--- INPUT MATERIAL ---
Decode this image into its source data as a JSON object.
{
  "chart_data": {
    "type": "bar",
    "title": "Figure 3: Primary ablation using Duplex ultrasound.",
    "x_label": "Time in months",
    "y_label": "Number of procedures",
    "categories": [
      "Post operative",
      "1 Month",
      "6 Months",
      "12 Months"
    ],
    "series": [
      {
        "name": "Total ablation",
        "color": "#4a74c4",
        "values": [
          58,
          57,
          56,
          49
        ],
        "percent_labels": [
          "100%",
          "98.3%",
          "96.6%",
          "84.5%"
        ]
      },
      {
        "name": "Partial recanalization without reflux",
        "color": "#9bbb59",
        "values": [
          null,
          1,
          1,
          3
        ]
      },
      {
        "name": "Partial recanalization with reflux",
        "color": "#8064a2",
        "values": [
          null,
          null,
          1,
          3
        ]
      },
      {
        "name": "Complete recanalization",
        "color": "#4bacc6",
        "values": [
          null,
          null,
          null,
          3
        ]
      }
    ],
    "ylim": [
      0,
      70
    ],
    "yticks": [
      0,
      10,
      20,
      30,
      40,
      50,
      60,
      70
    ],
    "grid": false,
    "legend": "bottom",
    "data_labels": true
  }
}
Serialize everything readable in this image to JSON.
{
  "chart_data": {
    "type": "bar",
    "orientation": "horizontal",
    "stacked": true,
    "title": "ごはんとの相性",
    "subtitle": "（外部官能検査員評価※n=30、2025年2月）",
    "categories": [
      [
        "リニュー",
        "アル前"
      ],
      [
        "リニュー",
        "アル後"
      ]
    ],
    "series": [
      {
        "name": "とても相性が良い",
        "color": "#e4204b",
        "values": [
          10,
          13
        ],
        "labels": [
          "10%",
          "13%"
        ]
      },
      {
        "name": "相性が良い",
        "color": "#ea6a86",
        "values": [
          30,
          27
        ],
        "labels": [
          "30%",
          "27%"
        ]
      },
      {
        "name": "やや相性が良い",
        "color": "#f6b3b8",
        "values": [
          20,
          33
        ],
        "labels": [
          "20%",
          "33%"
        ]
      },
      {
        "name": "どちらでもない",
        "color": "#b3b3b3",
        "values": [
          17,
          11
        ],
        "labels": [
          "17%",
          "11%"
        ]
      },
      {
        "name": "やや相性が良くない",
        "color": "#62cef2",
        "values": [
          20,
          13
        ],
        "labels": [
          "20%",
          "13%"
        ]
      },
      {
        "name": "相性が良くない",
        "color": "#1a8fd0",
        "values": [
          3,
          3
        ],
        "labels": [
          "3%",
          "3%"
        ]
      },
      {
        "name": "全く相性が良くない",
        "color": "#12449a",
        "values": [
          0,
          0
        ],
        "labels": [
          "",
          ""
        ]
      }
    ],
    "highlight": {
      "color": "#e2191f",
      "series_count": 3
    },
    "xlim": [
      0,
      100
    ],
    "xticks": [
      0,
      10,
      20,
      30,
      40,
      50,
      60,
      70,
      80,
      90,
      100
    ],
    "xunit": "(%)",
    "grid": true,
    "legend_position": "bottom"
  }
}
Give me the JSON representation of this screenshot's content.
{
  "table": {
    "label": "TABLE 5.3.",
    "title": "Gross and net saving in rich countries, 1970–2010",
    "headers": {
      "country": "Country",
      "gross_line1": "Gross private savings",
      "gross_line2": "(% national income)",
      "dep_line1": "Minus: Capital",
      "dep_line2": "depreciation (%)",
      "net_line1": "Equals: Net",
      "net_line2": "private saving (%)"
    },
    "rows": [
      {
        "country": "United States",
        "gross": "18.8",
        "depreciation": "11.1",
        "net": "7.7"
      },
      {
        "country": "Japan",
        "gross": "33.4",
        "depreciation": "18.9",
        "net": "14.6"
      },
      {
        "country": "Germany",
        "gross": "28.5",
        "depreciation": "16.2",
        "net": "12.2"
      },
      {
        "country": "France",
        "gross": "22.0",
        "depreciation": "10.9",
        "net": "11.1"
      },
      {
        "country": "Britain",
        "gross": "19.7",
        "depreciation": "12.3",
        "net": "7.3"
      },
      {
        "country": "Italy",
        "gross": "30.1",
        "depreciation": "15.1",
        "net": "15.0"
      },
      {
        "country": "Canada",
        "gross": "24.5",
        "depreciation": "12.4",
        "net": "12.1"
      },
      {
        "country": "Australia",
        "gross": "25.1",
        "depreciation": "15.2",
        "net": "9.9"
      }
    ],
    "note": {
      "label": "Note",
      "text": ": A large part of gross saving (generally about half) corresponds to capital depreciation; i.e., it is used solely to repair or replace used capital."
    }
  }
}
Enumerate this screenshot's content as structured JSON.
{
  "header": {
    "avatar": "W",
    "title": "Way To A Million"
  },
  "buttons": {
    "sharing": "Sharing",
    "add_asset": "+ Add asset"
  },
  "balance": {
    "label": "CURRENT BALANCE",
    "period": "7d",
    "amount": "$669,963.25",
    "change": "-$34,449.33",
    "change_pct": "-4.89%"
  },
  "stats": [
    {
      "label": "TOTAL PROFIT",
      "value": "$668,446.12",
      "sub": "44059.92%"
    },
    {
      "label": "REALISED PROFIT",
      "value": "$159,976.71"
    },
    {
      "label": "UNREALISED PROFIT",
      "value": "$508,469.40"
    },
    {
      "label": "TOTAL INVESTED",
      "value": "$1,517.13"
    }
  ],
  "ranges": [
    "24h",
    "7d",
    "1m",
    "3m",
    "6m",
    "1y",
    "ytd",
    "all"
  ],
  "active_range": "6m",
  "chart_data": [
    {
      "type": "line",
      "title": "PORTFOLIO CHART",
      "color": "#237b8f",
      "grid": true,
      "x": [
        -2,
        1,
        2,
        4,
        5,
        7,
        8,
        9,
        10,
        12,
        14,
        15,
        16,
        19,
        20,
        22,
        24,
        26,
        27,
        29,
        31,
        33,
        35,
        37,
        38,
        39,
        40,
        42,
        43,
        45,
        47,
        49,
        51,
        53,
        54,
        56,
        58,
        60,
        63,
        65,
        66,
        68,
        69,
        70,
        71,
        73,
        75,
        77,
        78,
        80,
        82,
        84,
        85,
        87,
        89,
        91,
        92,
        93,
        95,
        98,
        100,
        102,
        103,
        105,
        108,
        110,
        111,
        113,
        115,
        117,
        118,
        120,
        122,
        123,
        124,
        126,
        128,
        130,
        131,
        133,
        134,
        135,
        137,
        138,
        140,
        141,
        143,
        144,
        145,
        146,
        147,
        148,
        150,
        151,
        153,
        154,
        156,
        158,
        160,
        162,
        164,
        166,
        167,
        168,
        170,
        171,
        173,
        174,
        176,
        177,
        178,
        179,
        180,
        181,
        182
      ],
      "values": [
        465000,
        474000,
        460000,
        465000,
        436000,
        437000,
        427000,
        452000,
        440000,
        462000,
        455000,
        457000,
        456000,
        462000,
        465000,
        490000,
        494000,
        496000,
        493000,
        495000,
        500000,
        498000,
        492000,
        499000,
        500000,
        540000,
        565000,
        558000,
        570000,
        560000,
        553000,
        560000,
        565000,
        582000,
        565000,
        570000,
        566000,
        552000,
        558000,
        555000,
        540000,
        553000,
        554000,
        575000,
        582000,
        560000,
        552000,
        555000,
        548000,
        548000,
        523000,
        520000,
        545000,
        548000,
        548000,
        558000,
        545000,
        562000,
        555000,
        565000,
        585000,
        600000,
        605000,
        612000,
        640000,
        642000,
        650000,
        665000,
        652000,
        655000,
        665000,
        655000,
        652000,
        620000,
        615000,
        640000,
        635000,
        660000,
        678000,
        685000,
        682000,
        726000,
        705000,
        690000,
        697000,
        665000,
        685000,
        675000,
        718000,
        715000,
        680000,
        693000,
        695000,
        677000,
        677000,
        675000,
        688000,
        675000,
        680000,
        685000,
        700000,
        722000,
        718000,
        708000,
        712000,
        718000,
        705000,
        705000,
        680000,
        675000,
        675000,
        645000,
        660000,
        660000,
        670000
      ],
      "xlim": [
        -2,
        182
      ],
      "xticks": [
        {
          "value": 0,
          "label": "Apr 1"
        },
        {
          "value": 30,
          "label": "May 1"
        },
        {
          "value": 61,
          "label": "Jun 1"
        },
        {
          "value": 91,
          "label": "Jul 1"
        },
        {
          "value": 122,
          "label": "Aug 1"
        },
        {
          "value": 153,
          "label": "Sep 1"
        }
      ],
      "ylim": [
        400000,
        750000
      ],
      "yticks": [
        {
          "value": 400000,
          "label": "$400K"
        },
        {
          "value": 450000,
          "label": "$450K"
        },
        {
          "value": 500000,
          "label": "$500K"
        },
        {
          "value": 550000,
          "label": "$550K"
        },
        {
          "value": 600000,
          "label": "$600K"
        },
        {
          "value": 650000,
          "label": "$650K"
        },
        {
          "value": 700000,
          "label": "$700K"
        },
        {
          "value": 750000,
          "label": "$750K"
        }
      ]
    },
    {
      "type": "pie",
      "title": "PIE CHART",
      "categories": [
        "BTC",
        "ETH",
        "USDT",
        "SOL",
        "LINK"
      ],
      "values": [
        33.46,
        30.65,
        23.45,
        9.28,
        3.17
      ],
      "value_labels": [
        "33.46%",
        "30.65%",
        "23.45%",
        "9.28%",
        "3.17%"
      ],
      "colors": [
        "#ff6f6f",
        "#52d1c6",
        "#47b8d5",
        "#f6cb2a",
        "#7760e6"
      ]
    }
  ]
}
---
Nothing but a number is needed here: how many lines hold the string "this"?

- _COMPLETE RESPONSE_
4